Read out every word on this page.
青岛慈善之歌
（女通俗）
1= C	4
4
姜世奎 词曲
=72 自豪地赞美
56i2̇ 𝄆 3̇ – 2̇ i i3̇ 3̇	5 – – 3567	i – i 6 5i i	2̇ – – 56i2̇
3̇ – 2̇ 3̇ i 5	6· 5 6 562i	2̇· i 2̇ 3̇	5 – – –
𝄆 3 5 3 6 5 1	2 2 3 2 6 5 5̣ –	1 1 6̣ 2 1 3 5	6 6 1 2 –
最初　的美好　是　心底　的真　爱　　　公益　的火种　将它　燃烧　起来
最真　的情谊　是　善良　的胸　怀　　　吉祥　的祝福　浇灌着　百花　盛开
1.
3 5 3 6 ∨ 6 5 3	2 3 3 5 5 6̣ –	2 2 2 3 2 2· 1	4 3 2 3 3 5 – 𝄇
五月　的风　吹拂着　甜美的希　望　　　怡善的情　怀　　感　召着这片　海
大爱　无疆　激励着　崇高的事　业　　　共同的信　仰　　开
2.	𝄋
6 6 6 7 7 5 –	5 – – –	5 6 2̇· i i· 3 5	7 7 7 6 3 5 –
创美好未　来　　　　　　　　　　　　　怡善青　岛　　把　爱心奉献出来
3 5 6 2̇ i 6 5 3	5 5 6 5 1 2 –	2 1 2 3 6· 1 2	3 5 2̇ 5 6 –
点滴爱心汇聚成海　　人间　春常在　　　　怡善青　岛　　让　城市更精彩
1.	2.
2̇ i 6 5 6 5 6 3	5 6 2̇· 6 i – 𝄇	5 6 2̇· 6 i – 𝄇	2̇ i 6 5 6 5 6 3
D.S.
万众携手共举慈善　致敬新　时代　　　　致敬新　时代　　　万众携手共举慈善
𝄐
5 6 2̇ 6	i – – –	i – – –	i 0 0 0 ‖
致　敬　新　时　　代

* * *

_Set problem_. Repeat the data above exactly.

_Task solution_.
Read out every word on this page.
青岛慈善之歌
（女通俗）
1= C	4
4
姜世奎 词曲
=72 自豪地赞美
56i2̇ 𝄆 3̇ – 2̇ i i3̇ 3̇	5 – – 3567	i – i 6 5i i	2̇ – – 56i2̇
3̇ – 2̇ 3̇ i 5	6· 5 6 562i	2̇· i 2̇ 3̇	5 – – –
𝄆 3 5 3 6 5 1	2 2 3 2 6 5 5̣ –	1 1 6̣ 2 1 3 5	6 6 1 2 –
最初　的美好　是　心底　的真　爱　　　公益　的火种　将它　燃烧　起来
最真　的情谊　是　善良　的胸　怀　　　吉祥　的祝福　浇灌着　百花　盛开
1.
3 5 3 6 ∨ 6 5 3	2 3 3 5 5 6̣ –	2 2 2 3 2 2· 1	4 3 2 3 3 5 – 𝄇
五月　的风　吹拂着　甜美的希　望　　　怡善的情　怀　　感　召着这片　海
大爱　无疆　激励着　崇高的事　业　　　共同的信　仰　　开
2.	𝄋
6 6 6 7 7 5 –	5 – – –	5 6 2̇· i i· 3 5	7 7 7 6 3 5 –
创美好未　来　　　　　　　　　　　　　怡善青　岛　　把　爱心奉献出来
3 5 6 2̇ i 6 5 3	5 5 6 5 1 2 –	2 1 2 3 6· 1 2	3 5 2̇ 5 6 –
点滴爱心汇聚成海　　人间　春常在　　　　怡善青　岛　　让　城市更精彩
1.	2.
2̇ i 6 5 6 5 6 3	5 6 2̇· 6 i – 𝄇	5 6 2̇· 6 i – 𝄇	2̇ i 6 5 6 5 6 3
D.S.
万众携手共举慈善　致敬新　时代　　　　致敬新　时代　　　万众携手共举慈善
𝄐
5 6 2̇ 6	i – – –	i – – –	i 0 0 0 ‖
致　敬　新　时　　代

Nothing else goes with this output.